**WHAT IS NEEDED**
Reproduce the data in its entirety, exactly as supplied.

— Start MATERIALS PROVIDED —

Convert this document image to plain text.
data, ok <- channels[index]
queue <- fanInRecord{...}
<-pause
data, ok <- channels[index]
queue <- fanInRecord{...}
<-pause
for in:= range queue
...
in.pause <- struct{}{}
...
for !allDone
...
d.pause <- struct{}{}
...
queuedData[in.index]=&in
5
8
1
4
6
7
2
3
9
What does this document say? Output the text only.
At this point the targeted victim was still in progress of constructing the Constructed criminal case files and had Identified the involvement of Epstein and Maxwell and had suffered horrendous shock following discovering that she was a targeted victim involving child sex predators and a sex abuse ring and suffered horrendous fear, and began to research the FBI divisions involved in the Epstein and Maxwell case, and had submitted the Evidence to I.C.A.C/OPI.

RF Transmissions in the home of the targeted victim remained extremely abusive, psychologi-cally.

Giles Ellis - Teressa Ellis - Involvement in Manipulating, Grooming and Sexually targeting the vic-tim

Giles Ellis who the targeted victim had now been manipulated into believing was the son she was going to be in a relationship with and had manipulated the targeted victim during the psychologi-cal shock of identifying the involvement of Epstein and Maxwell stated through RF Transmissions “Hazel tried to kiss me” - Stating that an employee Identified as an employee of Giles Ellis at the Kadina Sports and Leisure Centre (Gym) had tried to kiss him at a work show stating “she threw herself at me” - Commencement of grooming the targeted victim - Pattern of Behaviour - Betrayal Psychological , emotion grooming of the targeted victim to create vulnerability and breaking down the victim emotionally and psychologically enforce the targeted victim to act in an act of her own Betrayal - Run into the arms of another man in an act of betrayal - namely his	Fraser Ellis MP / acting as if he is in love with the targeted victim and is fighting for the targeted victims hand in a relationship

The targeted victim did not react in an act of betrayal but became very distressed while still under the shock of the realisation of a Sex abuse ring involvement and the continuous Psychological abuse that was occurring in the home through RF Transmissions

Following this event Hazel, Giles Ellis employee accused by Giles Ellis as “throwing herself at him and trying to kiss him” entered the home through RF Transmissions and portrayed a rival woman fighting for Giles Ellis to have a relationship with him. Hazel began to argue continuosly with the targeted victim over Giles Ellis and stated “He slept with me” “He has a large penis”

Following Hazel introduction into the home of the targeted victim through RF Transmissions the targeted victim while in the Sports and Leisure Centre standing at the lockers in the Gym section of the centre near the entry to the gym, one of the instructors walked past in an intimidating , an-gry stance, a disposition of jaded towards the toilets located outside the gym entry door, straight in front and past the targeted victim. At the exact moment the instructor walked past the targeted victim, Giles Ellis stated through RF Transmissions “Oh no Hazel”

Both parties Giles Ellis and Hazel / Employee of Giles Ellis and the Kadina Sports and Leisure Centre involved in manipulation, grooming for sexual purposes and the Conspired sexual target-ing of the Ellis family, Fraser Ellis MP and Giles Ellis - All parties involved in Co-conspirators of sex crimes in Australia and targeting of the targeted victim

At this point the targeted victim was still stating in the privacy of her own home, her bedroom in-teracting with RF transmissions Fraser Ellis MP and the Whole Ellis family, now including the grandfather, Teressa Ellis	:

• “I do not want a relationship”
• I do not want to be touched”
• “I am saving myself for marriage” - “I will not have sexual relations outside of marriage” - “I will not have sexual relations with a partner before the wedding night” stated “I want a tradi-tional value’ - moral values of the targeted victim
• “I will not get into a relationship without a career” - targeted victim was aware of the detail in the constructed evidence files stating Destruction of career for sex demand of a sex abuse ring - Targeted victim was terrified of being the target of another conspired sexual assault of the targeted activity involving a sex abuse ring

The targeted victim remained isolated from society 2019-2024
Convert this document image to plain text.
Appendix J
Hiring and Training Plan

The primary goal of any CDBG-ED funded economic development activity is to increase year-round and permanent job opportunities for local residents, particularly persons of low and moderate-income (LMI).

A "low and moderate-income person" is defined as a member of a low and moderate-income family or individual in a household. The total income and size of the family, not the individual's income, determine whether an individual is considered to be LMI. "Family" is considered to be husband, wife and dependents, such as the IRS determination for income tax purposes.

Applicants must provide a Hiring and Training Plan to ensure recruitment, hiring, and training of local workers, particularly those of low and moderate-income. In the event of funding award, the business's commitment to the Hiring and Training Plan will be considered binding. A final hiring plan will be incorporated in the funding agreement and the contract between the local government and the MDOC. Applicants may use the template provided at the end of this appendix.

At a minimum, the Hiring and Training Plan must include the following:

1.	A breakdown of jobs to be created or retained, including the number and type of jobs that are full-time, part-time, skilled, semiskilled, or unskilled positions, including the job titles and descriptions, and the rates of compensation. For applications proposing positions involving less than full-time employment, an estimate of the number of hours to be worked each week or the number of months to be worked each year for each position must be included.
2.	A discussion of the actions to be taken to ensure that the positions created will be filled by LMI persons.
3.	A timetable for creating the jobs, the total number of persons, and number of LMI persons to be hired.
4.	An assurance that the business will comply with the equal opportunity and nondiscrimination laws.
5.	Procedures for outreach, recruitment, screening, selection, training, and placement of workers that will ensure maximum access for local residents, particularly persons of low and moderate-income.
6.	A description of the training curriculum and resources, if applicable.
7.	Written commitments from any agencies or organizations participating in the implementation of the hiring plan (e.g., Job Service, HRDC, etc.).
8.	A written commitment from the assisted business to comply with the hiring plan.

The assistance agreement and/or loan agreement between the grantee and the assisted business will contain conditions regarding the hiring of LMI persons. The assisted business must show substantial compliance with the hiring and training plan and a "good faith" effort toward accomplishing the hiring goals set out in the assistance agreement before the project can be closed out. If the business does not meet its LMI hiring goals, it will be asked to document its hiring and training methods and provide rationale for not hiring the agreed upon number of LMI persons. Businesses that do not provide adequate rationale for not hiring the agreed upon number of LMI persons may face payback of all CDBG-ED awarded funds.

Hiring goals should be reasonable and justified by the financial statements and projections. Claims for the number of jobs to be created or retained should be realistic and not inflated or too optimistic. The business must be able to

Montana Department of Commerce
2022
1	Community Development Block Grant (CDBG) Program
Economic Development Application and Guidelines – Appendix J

— End MATERIALS PROVIDED —

**REPLY**
Convert this document image to plain text.
data, ok <- channels[index]
queue <- fanInRecord{...}
<-pause
data, ok <- channels[index]
queue <- fanInRecord{...}
<-pause
for in:= range queue
...
in.pause <- struct{}{}
...
for !allDone
...
d.pause <- struct{}{}
...
queuedData[in.index]=&in
5
8
1
4
6
7
2
3
9
What does this document say? Output the text only.
At this point the targeted victim was still in progress of constructing the Constructed criminal case files and had Identified the involvement of Epstein and Maxwell and had suffered horrendous shock following discovering that she was a targeted victim involving child sex predators and a sex abuse ring and suffered horrendous fear, and began to research the FBI divisions involved in the Epstein and Maxwell case, and had submitted the Evidence to I.C.A.C/OPI.

RF Transmissions in the home of the targeted victim remained extremely abusive, psychologi-cally.

Giles Ellis - Teressa Ellis - Involvement in Manipulating, Grooming and Sexually targeting the vic-tim

Giles Ellis who the targeted victim had now been manipulated into believing was the son she was going to be in a relationship with and had manipulated the targeted victim during the psychologi-cal shock of identifying the involvement of Epstein and Maxwell stated through RF Transmissions “Hazel tried to kiss me” - Stating that an employee Identified as an employee of Giles Ellis at the Kadina Sports and Leisure Centre (Gym) had tried to kiss him at a work show stating “she threw herself at me” - Commencement of grooming the targeted victim - Pattern of Behaviour - Betrayal Psychological , emotion grooming of the targeted victim to create vulnerability and breaking down the victim emotionally and psychologically enforce the targeted victim to act in an act of her own Betrayal - Run into the arms of another man in an act of betrayal - namely his	Fraser Ellis MP / acting as if he is in love with the targeted victim and is fighting for the targeted victims hand in a relationship

The targeted victim did not react in an act of betrayal but became very distressed while still under the shock of the realisation of a Sex abuse ring involvement and the continuous Psychological abuse that was occurring in the home through RF Transmissions

Following this event Hazel, Giles Ellis employee accused by Giles Ellis as “throwing herself at him and trying to kiss him” entered the home through RF Transmissions and portrayed a rival woman fighting for Giles Ellis to have a relationship with him. Hazel began to argue continuosly with the targeted victim over Giles Ellis and stated “He slept with me” “He has a large penis”

Following Hazel introduction into the home of the targeted victim through RF Transmissions the targeted victim while in the Sports and Leisure Centre standing at the lockers in the Gym section of the centre near the entry to the gym, one of the instructors walked past in an intimidating , an-gry stance, a disposition of jaded towards the toilets located outside the gym entry door, straight in front and past the targeted victim. At the exact moment the instructor walked past the targeted victim, Giles Ellis stated through RF Transmissions “Oh no Hazel”

Both parties Giles Ellis and Hazel / Employee of Giles Ellis and the Kadina Sports and Leisure Centre involved in manipulation, grooming for sexual purposes and the Conspired sexual target-ing of the Ellis family, Fraser Ellis MP and Giles Ellis - All parties involved in Co-conspirators of sex crimes in Australia and targeting of the targeted victim

At this point the targeted victim was still stating in the privacy of her own home, her bedroom in-teracting with RF transmissions Fraser Ellis MP and the Whole Ellis family, now including the grandfather, Teressa Ellis	:

• “I do not want a relationship”
• I do not want to be touched”
• “I am saving myself for marriage” - “I will not have sexual relations outside of marriage” - “I will not have sexual relations with a partner before the wedding night” stated “I want a tradi-tional value’ - moral values of the targeted victim
• “I will not get into a relationship without a career” - targeted victim was aware of the detail in the constructed evidence files stating Destruction of career for sex demand of a sex abuse ring - Targeted victim was terrified of being the target of another conspired sexual assault of the targeted activity involving a sex abuse ring

The targeted victim remained isolated from society 2019-2024
Convert this document image to plain text.
Appendix J
Hiring and Training Plan

The primary goal of any CDBG-ED funded economic development activity is to increase year-round and permanent job opportunities for local residents, particularly persons of low and moderate-income (LMI).

A "low and moderate-income person" is defined as a member of a low and moderate-income family or individual in a household. The total income and size of the family, not the individual's income, determine whether an individual is considered to be LMI. "Family" is considered to be husband, wife and dependents, such as the IRS determination for income tax purposes.

Applicants must provide a Hiring and Training Plan to ensure recruitment, hiring, and training of local workers, particularly those of low and moderate-income. In the event of funding award, the business's commitment to the Hiring and Training Plan will be considered binding. A final hiring plan will be incorporated in the funding agreement and the contract between the local government and the MDOC. Applicants may use the template provided at the end of this appendix.

At a minimum, the Hiring and Training Plan must include the following:

1.	A breakdown of jobs to be created or retained, including the number and type of jobs that are full-time, part-time, skilled, semiskilled, or unskilled positions, including the job titles and descriptions, and the rates of compensation. For applications proposing positions involving less than full-time employment, an estimate of the number of hours to be worked each week or the number of months to be worked each year for each position must be included.
2.	A discussion of the actions to be taken to ensure that the positions created will be filled by LMI persons.
3.	A timetable for creating the jobs, the total number of persons, and number of LMI persons to be hired.
4.	An assurance that the business will comply with the equal opportunity and nondiscrimination laws.
5.	Procedures for outreach, recruitment, screening, selection, training, and placement of workers that will ensure maximum access for local residents, particularly persons of low and moderate-income.
6.	A description of the training curriculum and resources, if applicable.
7.	Written commitments from any agencies or organizations participating in the implementation of the hiring plan (e.g., Job Service, HRDC, etc.).
8.	A written commitment from the assisted business to comply with the hiring plan.

The assistance agreement and/or loan agreement between the grantee and the assisted business will contain conditions regarding the hiring of LMI persons. The assisted business must show substantial compliance with the hiring and training plan and a "good faith" effort toward accomplishing the hiring goals set out in the assistance agreement before the project can be closed out. If the business does not meet its LMI hiring goals, it will be asked to document its hiring and training methods and provide rationale for not hiring the agreed upon number of LMI persons. Businesses that do not provide adequate rationale for not hiring the agreed upon number of LMI persons may face payback of all CDBG-ED awarded funds.

Hiring goals should be reasonable and justified by the financial statements and projections. Claims for the number of jobs to be created or retained should be realistic and not inflated or too optimistic. The business must be able to

Montana Department of Commerce
2022
1	Community Development Block Grant (CDBG) Program
Economic Development Application and Guidelines – Appendix J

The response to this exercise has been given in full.